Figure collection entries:
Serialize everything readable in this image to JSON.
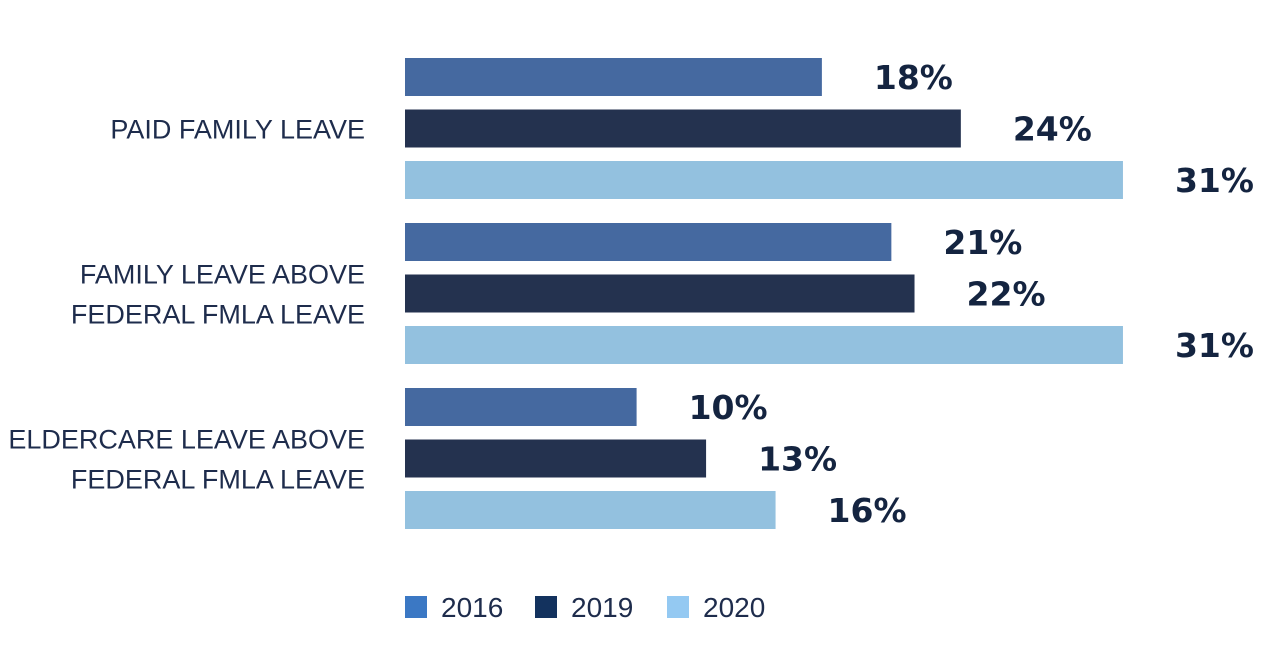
{
  "chart_data": {
    "type": "bar",
    "orientation": "horizontal",
    "categories": [
      [
        "PAID FAMILY LEAVE"
      ],
      [
        "FAMILY LEAVE ABOVE",
        "FEDERAL FMLA LEAVE"
      ],
      [
        "ELDERCARE LEAVE ABOVE",
        "FEDERAL FMLA LEAVE"
      ]
    ],
    "series": [
      {
        "name": "2016",
        "bar_color": "#4569a0",
        "legend_color": "#3b78c4",
        "values": [
          18,
          21,
          10
        ],
        "labels": [
          "18%",
          "21%",
          "10%"
        ]
      },
      {
        "name": "2019",
        "bar_color": "#24324f",
        "legend_color": "#13325e",
        "values": [
          24,
          22,
          13
        ],
        "labels": [
          "24%",
          "22%",
          "13%"
        ]
      },
      {
        "name": "2020",
        "bar_color": "#93c1df",
        "legend_color": "#94c9f2",
        "values": [
          31,
          31,
          16
        ],
        "labels": [
          "31%",
          "31%",
          "16%"
        ]
      }
    ],
    "value_unit": "%",
    "xlim": [
      0,
      31
    ],
    "grid": false,
    "legend_position": "bottom"
  }
}
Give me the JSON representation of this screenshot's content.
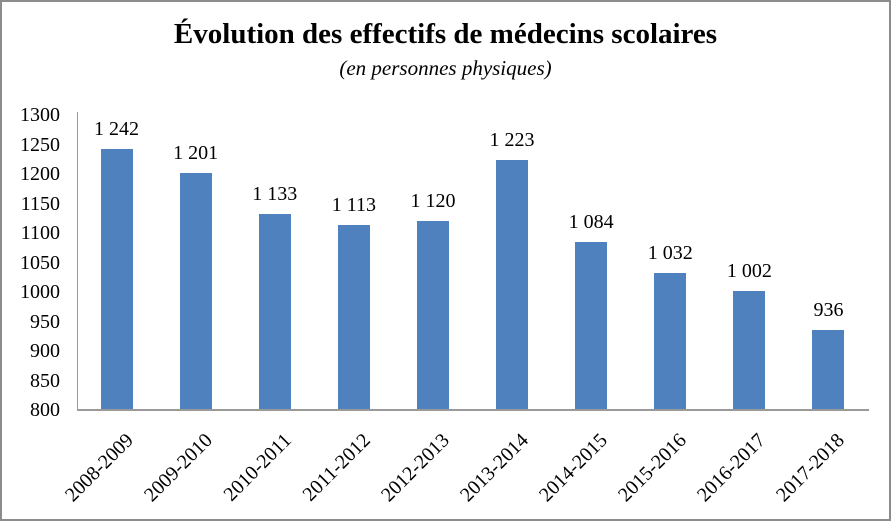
{
  "frame": {
    "background_color": "#ffffff",
    "border_color": "#8c8c8c"
  },
  "chart_data": {
    "type": "bar",
    "title": "Évolution des effectifs de médecins scolaires",
    "subtitle": "(en personnes physiques)",
    "categories": [
      "2008-2009",
      "2009-2010",
      "2010-2011",
      "2011-2012",
      "2012-2013",
      "2013-2014",
      "2014-2015",
      "2015-2016",
      "2016-2017",
      "2017-2018"
    ],
    "values": [
      1242,
      1201,
      1133,
      1113,
      1120,
      1223,
      1084,
      1032,
      1002,
      936
    ],
    "value_labels": [
      "1 242",
      "1 201",
      "1 133",
      "1 113",
      "1 120",
      "1 223",
      "1 084",
      "1 032",
      "1 002",
      "936"
    ],
    "yticks": [
      800,
      850,
      900,
      950,
      1000,
      1050,
      1100,
      1150,
      1200,
      1250,
      1300
    ],
    "ylim": [
      800,
      1300
    ],
    "xlabel": "",
    "ylabel": "",
    "grid": false,
    "legend": "none",
    "bar_color": "#4e81bd",
    "axis_color": "#9a9a9a",
    "text_color": "#000000",
    "x_labels_rotation_deg": -45
  }
}
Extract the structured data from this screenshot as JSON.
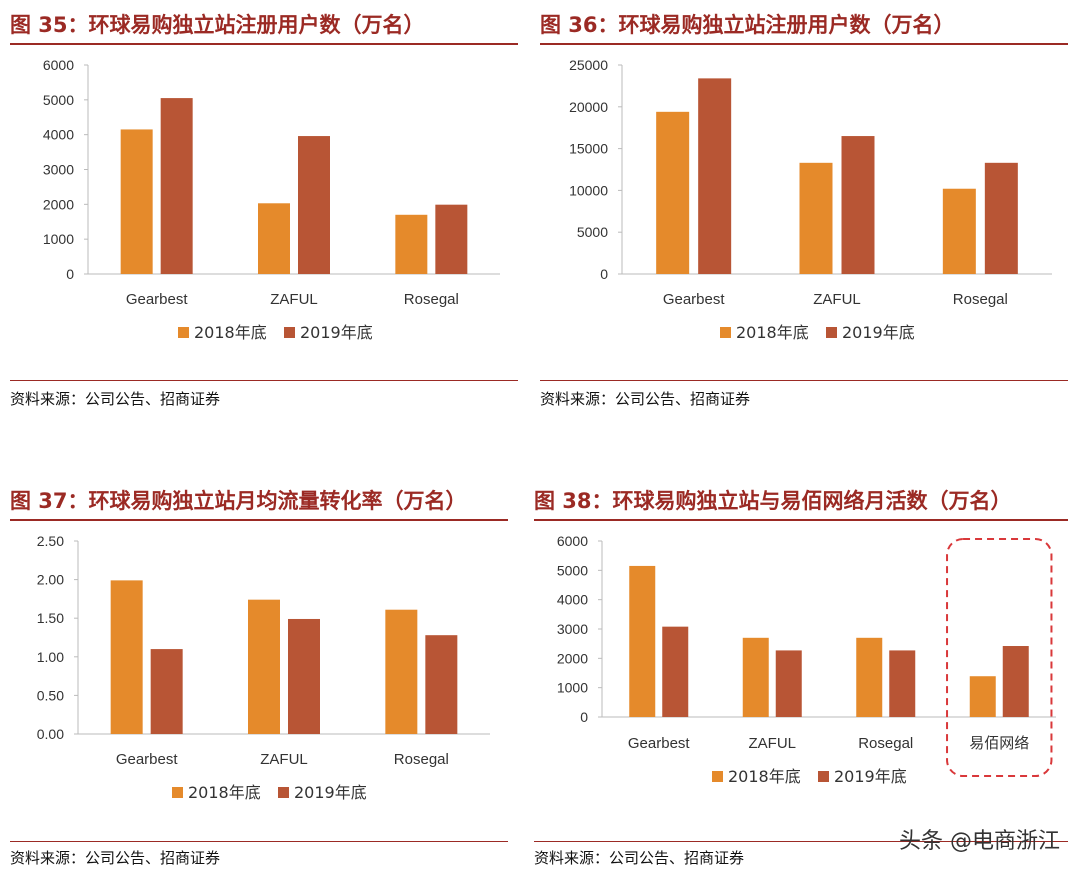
{
  "colors": {
    "series_2018": "#e58a2b",
    "series_2019": "#b85535",
    "accent": "#9b2a24",
    "highlight_box": "#d9383a"
  },
  "watermark": "头条 @电商浙江",
  "chart_data": [
    {
      "type": "bar",
      "title": "图 35：环球易购独立站注册用户数（万名）",
      "source": "资料来源：公司公告、招商证券",
      "categories": [
        "Gearbest",
        "ZAFUL",
        "Rosegal"
      ],
      "series": [
        {
          "name": "2018年底",
          "values": [
            4150,
            2030,
            1700
          ]
        },
        {
          "name": "2019年底",
          "values": [
            5050,
            3960,
            1990
          ]
        }
      ],
      "yticks": [
        "0",
        "1000",
        "2000",
        "3000",
        "4000",
        "5000",
        "6000"
      ],
      "ylim": [
        0,
        6000
      ],
      "legend": "bottom",
      "grid": false
    },
    {
      "type": "bar",
      "title": "图 36：环球易购独立站注册用户数（万名）",
      "source": "资料来源：公司公告、招商证券",
      "categories": [
        "Gearbest",
        "ZAFUL",
        "Rosegal"
      ],
      "series": [
        {
          "name": "2018年底",
          "values": [
            19400,
            13300,
            10200
          ]
        },
        {
          "name": "2019年底",
          "values": [
            23400,
            16500,
            13300
          ]
        }
      ],
      "yticks": [
        "0",
        "5000",
        "10000",
        "15000",
        "20000",
        "25000"
      ],
      "ylim": [
        0,
        25000
      ],
      "legend": "bottom",
      "grid": false
    },
    {
      "type": "bar",
      "title": "图 37：环球易购独立站月均流量转化率（万名）",
      "source": "资料来源：公司公告、招商证券",
      "categories": [
        "Gearbest",
        "ZAFUL",
        "Rosegal"
      ],
      "series": [
        {
          "name": "2018年底",
          "values": [
            1.99,
            1.74,
            1.61
          ]
        },
        {
          "name": "2019年底",
          "values": [
            1.1,
            1.49,
            1.28
          ]
        }
      ],
      "yticks": [
        "0.00",
        "0.50",
        "1.00",
        "1.50",
        "2.00",
        "2.50"
      ],
      "ylim": [
        0,
        2.5
      ],
      "legend": "bottom",
      "grid": false
    },
    {
      "type": "bar",
      "title": "图 38：环球易购独立站与易佰网络月活数（万名）",
      "source": "资料来源：公司公告、招商证券",
      "categories": [
        "Gearbest",
        "ZAFUL",
        "Rosegal",
        "易佰网络"
      ],
      "series": [
        {
          "name": "2018年底",
          "values": [
            5150,
            2700,
            2700,
            1390
          ]
        },
        {
          "name": "2019年底",
          "values": [
            3080,
            2270,
            2270,
            2420
          ]
        }
      ],
      "yticks": [
        "0",
        "1000",
        "2000",
        "3000",
        "4000",
        "5000",
        "6000"
      ],
      "ylim": [
        0,
        6000
      ],
      "legend": "bottom",
      "grid": false,
      "highlight_category": "易佰网络"
    }
  ]
}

GIVEN REQUEST >>
Copy the records word for word, leaving no picture in the copy.

RESULT >>
Serialize everything readable in this image to JSON.
{
  "chart_data": {
    "type": "bar",
    "orientation": "horizontal",
    "categories": [
      [
        "PAID FAMILY LEAVE"
      ],
      [
        "FAMILY LEAVE ABOVE",
        "FEDERAL FMLA LEAVE"
      ],
      [
        "ELDERCARE LEAVE ABOVE",
        "FEDERAL FMLA LEAVE"
      ]
    ],
    "series": [
      {
        "name": "2016",
        "bar_color": "#4569a0",
        "legend_color": "#3b78c4",
        "values": [
          18,
          21,
          10
        ],
        "labels": [
          "18%",
          "21%",
          "10%"
        ]
      },
      {
        "name": "2019",
        "bar_color": "#24324f",
        "legend_color": "#13325e",
        "values": [
          24,
          22,
          13
        ],
        "labels": [
          "24%",
          "22%",
          "13%"
        ]
      },
      {
        "name": "2020",
        "bar_color": "#93c1df",
        "legend_color": "#94c9f2",
        "values": [
          31,
          31,
          16
        ],
        "labels": [
          "31%",
          "31%",
          "16%"
        ]
      }
    ],
    "value_unit": "%",
    "xlim": [
      0,
      31
    ],
    "grid": false,
    "legend_position": "bottom"
  }
}
Give me the JSON representation of this screenshot's content.
{
  "frame": {
    "background_color": "#ffffff",
    "border_color": "#8c8c8c"
  },
  "chart_data": {
    "type": "bar",
    "title": "Évolution des effectifs de médecins scolaires",
    "subtitle": "(en personnes physiques)",
    "categories": [
      "2008-2009",
      "2009-2010",
      "2010-2011",
      "2011-2012",
      "2012-2013",
      "2013-2014",
      "2014-2015",
      "2015-2016",
      "2016-2017",
      "2017-2018"
    ],
    "values": [
      1242,
      1201,
      1133,
      1113,
      1120,
      1223,
      1084,
      1032,
      1002,
      936
    ],
    "value_labels": [
      "1 242",
      "1 201",
      "1 133",
      "1 113",
      "1 120",
      "1 223",
      "1 084",
      "1 032",
      "1 002",
      "936"
    ],
    "yticks": [
      800,
      850,
      900,
      950,
      1000,
      1050,
      1100,
      1150,
      1200,
      1250,
      1300
    ],
    "ylim": [
      800,
      1300
    ],
    "xlabel": "",
    "ylabel": "",
    "grid": false,
    "legend": "none",
    "bar_color": "#4e81bd",
    "axis_color": "#9a9a9a",
    "text_color": "#000000",
    "x_labels_rotation_deg": -45
  }
}
Extract the structured data from this screenshot as JSON.
{
  "colors": {
    "series_2018": "#e58a2b",
    "series_2019": "#b85535",
    "accent": "#9b2a24",
    "highlight_box": "#d9383a"
  },
  "watermark": "头条 @电商浙江",
  "chart_data": [
    {
      "type": "bar",
      "title": "图 35：环球易购独立站注册用户数（万名）",
      "source": "资料来源：公司公告、招商证券",
      "categories": [
        "Gearbest",
        "ZAFUL",
        "Rosegal"
      ],
      "series": [
        {
          "name": "2018年底",
          "values": [
            4150,
            2030,
            1700
          ]
        },
        {
          "name": "2019年底",
          "values": [
            5050,
            3960,
            1990
          ]
        }
      ],
      "yticks": [
        "0",
        "1000",
        "2000",
        "3000",
        "4000",
        "5000",
        "6000"
      ],
      "ylim": [
        0,
        6000
      ],
      "legend": "bottom",
      "grid": false
    },
    {
      "type": "bar",
      "title": "图 36：环球易购独立站注册用户数（万名）",
      "source": "资料来源：公司公告、招商证券",
      "categories": [
        "Gearbest",
        "ZAFUL",
        "Rosegal"
      ],
      "series": [
        {
          "name": "2018年底",
          "values": [
            19400,
            13300,
            10200
          ]
        },
        {
          "name": "2019年底",
          "values": [
            23400,
            16500,
            13300
          ]
        }
      ],
      "yticks": [
        "0",
        "5000",
        "10000",
        "15000",
        "20000",
        "25000"
      ],
      "ylim": [
        0,
        25000
      ],
      "legend": "bottom",
      "grid": false
    },
    {
      "type": "bar",
      "title": "图 37：环球易购独立站月均流量转化率（万名）",
      "source": "资料来源：公司公告、招商证券",
      "categories": [
        "Gearbest",
        "ZAFUL",
        "Rosegal"
      ],
      "series": [
        {
          "name": "2018年底",
          "values": [
            1.99,
            1.74,
            1.61
          ]
        },
        {
          "name": "2019年底",
          "values": [
            1.1,
            1.49,
            1.28
          ]
        }
      ],
      "yticks": [
        "0.00",
        "0.50",
        "1.00",
        "1.50",
        "2.00",
        "2.50"
      ],
      "ylim": [
        0,
        2.5
      ],
      "legend": "bottom",
      "grid": false
    },
    {
      "type": "bar",
      "title": "图 38：环球易购独立站与易佰网络月活数（万名）",
      "source": "资料来源：公司公告、招商证券",
      "categories": [
        "Gearbest",
        "ZAFUL",
        "Rosegal",
        "易佰网络"
      ],
      "series": [
        {
          "name": "2018年底",
          "values": [
            5150,
            2700,
            2700,
            1390
          ]
        },
        {
          "name": "2019年底",
          "values": [
            3080,
            2270,
            2270,
            2420
          ]
        }
      ],
      "yticks": [
        "0",
        "1000",
        "2000",
        "3000",
        "4000",
        "5000",
        "6000"
      ],
      "ylim": [
        0,
        6000
      ],
      "legend": "bottom",
      "grid": false,
      "highlight_category": "易佰网络"
    }
  ]
}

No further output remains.